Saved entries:
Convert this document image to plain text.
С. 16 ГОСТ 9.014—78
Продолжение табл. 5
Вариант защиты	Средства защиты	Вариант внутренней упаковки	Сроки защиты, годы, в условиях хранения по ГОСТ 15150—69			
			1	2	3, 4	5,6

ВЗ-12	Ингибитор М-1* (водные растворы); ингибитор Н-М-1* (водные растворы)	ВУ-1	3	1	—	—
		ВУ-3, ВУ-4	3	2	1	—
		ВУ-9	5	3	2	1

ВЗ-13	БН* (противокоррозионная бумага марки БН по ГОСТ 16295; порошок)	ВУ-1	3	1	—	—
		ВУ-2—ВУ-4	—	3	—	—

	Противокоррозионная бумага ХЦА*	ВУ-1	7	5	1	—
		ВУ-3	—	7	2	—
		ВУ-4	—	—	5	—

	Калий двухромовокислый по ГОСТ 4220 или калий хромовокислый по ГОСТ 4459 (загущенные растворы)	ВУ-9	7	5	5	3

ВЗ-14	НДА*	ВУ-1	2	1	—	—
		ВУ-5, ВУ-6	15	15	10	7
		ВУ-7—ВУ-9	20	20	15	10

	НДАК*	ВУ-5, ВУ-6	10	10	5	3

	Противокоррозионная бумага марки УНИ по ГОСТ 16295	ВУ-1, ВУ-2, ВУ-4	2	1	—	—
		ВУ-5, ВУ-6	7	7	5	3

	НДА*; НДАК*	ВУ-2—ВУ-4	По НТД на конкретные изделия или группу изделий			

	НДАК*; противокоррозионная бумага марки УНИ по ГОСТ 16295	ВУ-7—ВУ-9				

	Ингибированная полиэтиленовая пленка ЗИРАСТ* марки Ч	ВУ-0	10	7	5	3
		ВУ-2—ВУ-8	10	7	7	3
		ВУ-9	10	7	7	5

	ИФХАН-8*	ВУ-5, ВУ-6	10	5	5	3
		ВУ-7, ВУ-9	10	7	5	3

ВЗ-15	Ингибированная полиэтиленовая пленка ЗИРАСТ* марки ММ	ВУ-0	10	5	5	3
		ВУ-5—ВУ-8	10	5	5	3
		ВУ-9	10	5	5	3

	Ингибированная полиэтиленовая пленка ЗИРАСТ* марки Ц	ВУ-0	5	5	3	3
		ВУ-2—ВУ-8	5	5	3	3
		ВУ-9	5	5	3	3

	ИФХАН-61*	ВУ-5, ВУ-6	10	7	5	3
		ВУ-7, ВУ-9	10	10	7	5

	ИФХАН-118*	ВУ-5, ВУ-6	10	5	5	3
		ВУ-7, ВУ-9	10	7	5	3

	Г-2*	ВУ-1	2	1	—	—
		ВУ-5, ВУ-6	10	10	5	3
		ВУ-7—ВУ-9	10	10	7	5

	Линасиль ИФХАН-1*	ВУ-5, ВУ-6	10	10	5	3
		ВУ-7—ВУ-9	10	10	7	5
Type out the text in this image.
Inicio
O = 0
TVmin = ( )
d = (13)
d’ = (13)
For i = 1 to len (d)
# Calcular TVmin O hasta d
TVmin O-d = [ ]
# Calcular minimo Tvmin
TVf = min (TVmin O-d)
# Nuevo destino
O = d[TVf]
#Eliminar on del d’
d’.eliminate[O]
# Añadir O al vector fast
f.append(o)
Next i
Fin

Brief: In the listing, find every line with the word "пленка" and state how many there are, nothing more.

Correct response: 3